Stored items:
________________________________________

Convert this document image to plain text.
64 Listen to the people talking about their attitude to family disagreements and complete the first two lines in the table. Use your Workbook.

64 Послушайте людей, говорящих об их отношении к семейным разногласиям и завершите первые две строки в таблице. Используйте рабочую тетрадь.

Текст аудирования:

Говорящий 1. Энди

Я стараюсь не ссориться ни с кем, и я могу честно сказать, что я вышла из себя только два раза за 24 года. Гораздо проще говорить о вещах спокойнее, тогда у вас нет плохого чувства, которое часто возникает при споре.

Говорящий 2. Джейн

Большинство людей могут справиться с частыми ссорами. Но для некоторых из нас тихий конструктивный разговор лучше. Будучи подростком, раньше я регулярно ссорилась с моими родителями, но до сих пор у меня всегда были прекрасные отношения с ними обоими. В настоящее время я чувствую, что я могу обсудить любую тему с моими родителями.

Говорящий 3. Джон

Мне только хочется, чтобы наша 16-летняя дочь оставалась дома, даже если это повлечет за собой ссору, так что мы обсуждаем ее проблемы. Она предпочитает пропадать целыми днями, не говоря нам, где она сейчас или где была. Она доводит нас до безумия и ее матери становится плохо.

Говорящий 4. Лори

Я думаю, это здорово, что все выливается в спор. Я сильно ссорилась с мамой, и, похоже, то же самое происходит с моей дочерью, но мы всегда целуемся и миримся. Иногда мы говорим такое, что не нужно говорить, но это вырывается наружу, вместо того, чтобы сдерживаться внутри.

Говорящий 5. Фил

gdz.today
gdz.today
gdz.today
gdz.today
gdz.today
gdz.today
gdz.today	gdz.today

________________________________________

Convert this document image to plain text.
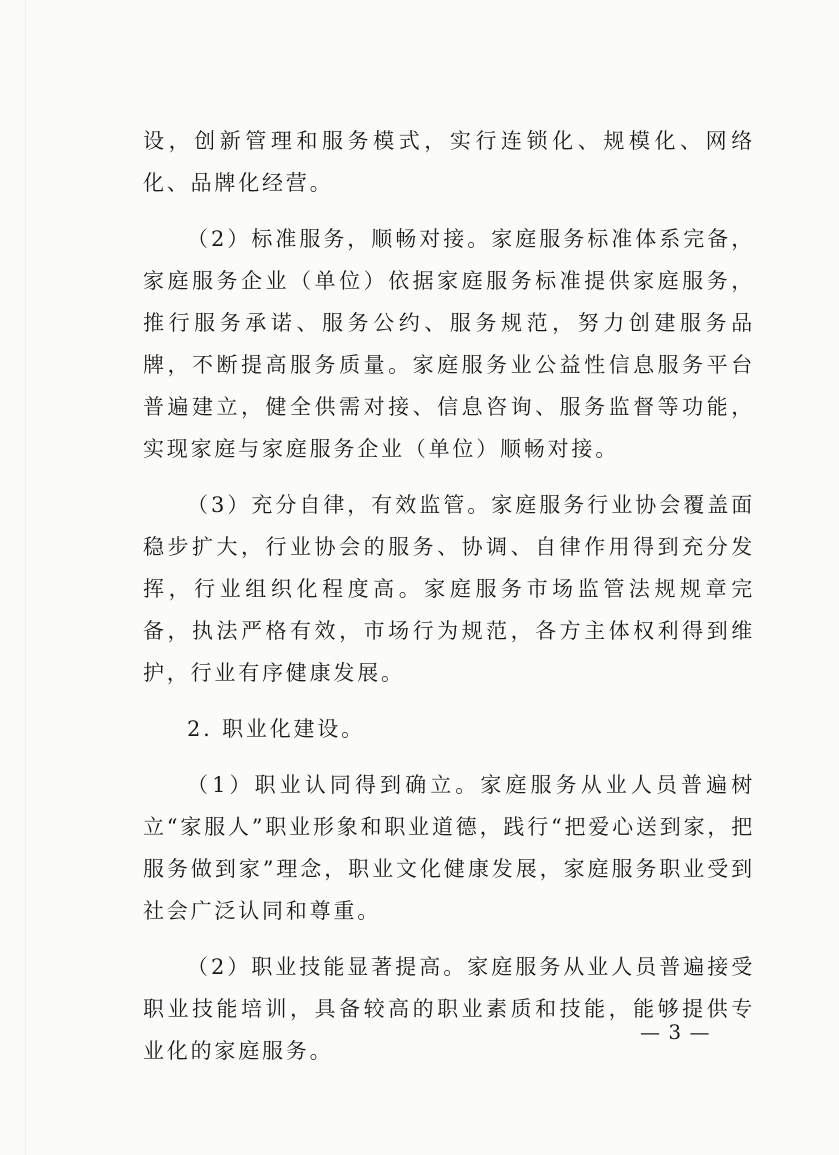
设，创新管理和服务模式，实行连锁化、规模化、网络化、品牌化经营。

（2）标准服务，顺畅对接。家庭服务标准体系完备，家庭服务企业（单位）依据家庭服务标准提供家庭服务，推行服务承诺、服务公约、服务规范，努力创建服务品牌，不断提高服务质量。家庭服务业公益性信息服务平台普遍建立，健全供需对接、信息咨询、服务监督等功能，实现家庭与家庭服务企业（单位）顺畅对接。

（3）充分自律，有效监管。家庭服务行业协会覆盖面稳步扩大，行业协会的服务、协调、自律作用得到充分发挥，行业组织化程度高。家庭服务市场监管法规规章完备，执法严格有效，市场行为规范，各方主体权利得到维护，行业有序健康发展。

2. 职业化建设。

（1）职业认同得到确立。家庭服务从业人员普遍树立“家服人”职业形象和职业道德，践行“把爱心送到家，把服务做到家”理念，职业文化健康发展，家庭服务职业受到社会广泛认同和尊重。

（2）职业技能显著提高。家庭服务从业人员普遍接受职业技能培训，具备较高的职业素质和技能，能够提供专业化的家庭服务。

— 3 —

________________________________________

Task goal -> Show all lines from the data above in which the word "чтобы" appears.

Answer below ->
Мне только хочется, чтобы наша 16-летняя дочь оставалась дома, даже если это повлечет за собой ссору, так что мы обсуждаем ее проблемы. Она предпочитает пропадать целыми днями, не говоря нам, где она сейчас или где была. Она доводит нас до безумия и ее матери становится плохо.
Я думаю, это здорово, что все выливается в спор. Я сильно ссорилась с мамой, и, похоже, то же самое происходит с моей дочерью, но мы всегда целуемся и миримся. Иногда мы говорим такое, что не нужно говорить, но это вырывается наружу, вместо того, чтобы сдерживаться внутри.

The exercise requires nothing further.